§ Requirement:
State the count of lines below in which the word "PTMEG" appears, and add nothing.

§ Material shown:
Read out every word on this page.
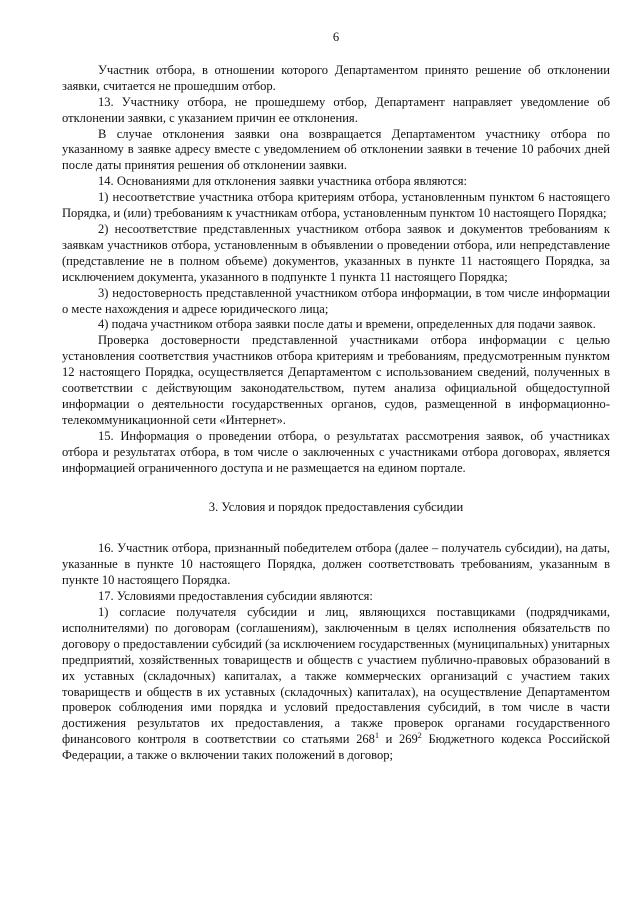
6

Участник отбора, в отношении которого Департаментом принято решение об отклонении заявки, считается не прошедшим отбор.

13. Участнику отбора, не прошедшему отбор, Департамент направляет уведомление об отклонении заявки, с указанием причин ее отклонения.

В случае отклонения заявки она возвращается Департаментом участнику отбора по указанному в заявке адресу вместе с уведомлением об отклонении заявки в течение 10 рабочих дней после даты принятия решения об отклонении заявки.

14. Основаниями для отклонения заявки участника отбора являются:

1) несоответствие участника отбора критериям отбора, установленным пунктом 6 настоящего Порядка, и (или) требованиям к участникам отбора, установленным пунктом 10 настоящего Порядка;

2) несоответствие представленных участником отбора заявок и документов требованиям к заявкам участников отбора, установленным в объявлении о проведении отбора, или непредставление (представление не в полном объеме) документов, указанных в пункте 11 настоящего Порядка, за исключением документа, указанного в подпункте 1 пункта 11 настоящего Порядка;

3) недостоверность представленной участником отбора информации, в том числе информации о месте нахождения и адресе юридического лица;

4) подача участником отбора заявки после даты и времени, определенных для подачи заявок.

Проверка достоверности представленной участниками отбора информации с целью установления соответствия участников отбора критериям и требованиям, предусмотренным пунктом 12 настоящего Порядка, осуществляется Департаментом с использованием сведений, полученных в соответствии с действующим законодательством, путем анализа официальной общедоступной информации о деятельности государственных органов, судов, размещенной в информационно-телекоммуникационной сети «Интернет».

15. Информация о проведении отбора, о результатах рассмотрения заявок, об участниках отбора и результатах отбора, в том числе о заключенных с участниками отбора договорах, является информацией ограниченного доступа и не размещается на едином портале.

3. Условия и порядок предоставления субсидии

16. Участник отбора, признанный победителем отбора (далее – получатель субсидии), на даты, указанные в пункте 10 настоящего Порядка, должен соответствовать требованиям, указанным в пункте 10 настоящего Порядка.

17. Условиями предоставления субсидии являются:

1) согласие получателя субсидии и лиц, являющихся поставщиками (подрядчиками, исполнителями) по договорам (соглашениям), заключенным в целях исполнения обязательств по договору о предоставлении субсидий (за исключением государственных (муниципальных) унитарных предприятий, хозяйственных товариществ и обществ с участием публично-правовых образований в их уставных (складочных) капиталах, а также коммерческих организаций с участием таких товариществ и обществ в их уставных (складочных) капиталах), на осуществление Департаментом проверок соблюдения ими порядка и условий предоставления субсидий, в том числе в части достижения результатов их предоставления, а также проверок органами государственного финансового контроля в соответствии со статьями $268^1$ и $269^2$ Бюджетного кодекса Российской Федерации, а также о включении таких положений в договор;
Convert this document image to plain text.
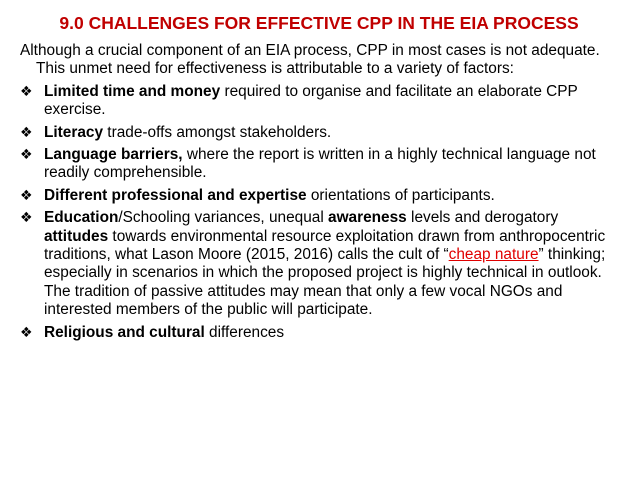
9.0 CHALLENGES FOR EFFECTIVE CPP IN THE EIA PROCESS

Although a crucial component of an EIA process, CPP in most cases is not adequate. This unmet need for effectiveness is attributable to a variety of factors:

❖ Limited time and money required to organise and facilitate an elaborate CPP exercise.
❖ Literacy trade-offs amongst stakeholders.
❖ Language barriers, where the report is written in a highly technical language not readily comprehensible.
❖ Different professional and expertise orientations of participants.
❖ Education/Schooling variances, unequal awareness levels and derogatory attitudes towards environmental resource exploitation drawn from anthropocentric traditions, what Lason Moore (2015, 2016) calls the cult of “cheap nature” thinking; especially in scenarios in which the proposed project is highly technical in outlook. The tradition of passive attitudes may mean that only a few vocal NGOs and interested members of the public will participate.
❖ Religious and cultural differences
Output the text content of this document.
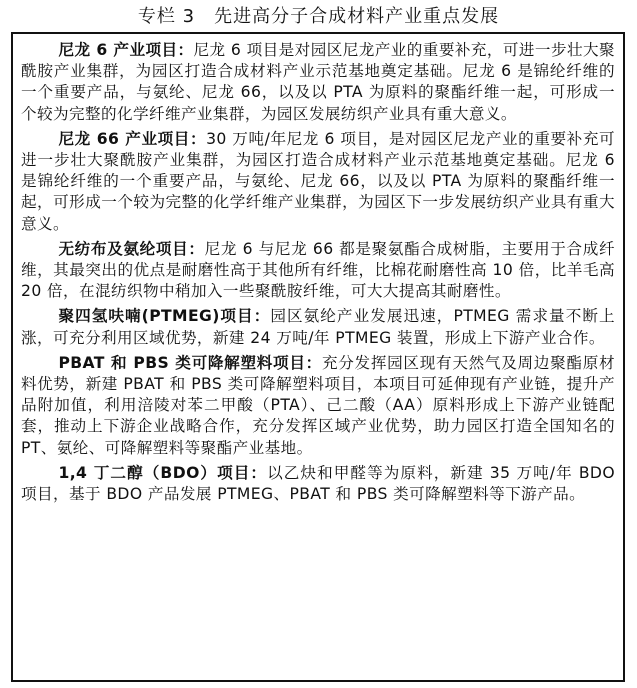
专栏 3　先进高分子合成材料产业重点发展

尼龙 6 产业项目：尼龙 6 项目是对园区尼龙产业的重要补充，可进一步壮大聚酰胺产业集群，为园区打造合成材料产业示范基地奠定基础。尼龙 6 是锦纶纤维的一个重要产品，与氨纶、尼龙 66，以及以 PTA 为原料的聚酯纤维一起，可形成一个较为完整的化学纤维产业集群，为园区发展纺织产业具有重大意义。

尼龙 66 产业项目：30 万吨/年尼龙 6 项目，是对园区尼龙产业的重要补充可进一步壮大聚酰胺产业集群，为园区打造合成材料产业示范基地奠定基础。尼龙 6 是锦纶纤维的一个重要产品，与氨纶、尼龙 66，以及以 PTA 为原料的聚酯纤维一起，可形成一个较为完整的化学纤维产业集群，为园区下一步发展纺织产业具有重大意义。

无纺布及氨纶项目：尼龙 6 与尼龙 66 都是聚氨酯合成树脂，主要用于合成纤维，其最突出的优点是耐磨性高于其他所有纤维，比棉花耐磨性高 10 倍，比羊毛高 20 倍，在混纺织物中稍加入一些聚酰胺纤维，可大大提高其耐磨性。

聚四氢呋喃(PTMEG)项目：园区氨纶产业发展迅速，PTMEG 需求量不断上涨，可充分利用区域优势，新建 24 万吨/年 PTMEG 装置，形成上下游产业合作。

PBAT 和 PBS 类可降解塑料项目：充分发挥园区现有天然气及周边聚酯原材料优势，新建 PBAT 和 PBS 类可降解塑料项目，本项目可延伸现有产业链，提升产品附加值，利用涪陵对苯二甲酸（PTA）、己二酸（AA）原料形成上下游产业链配套，推动上下游企业战略合作，充分发挥区域产业优势，助力园区打造全国知名的 PT、氨纶、可降解塑料等聚酯产业基地。

1,4 丁二醇（BDO）项目：以乙炔和甲醛等为原料，新建 35 万吨/年 BDO 项目，基于 BDO 产品发展 PTMEG、PBAT 和 PBS 类可降解塑料等下游产品。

§ Finished exercise:
2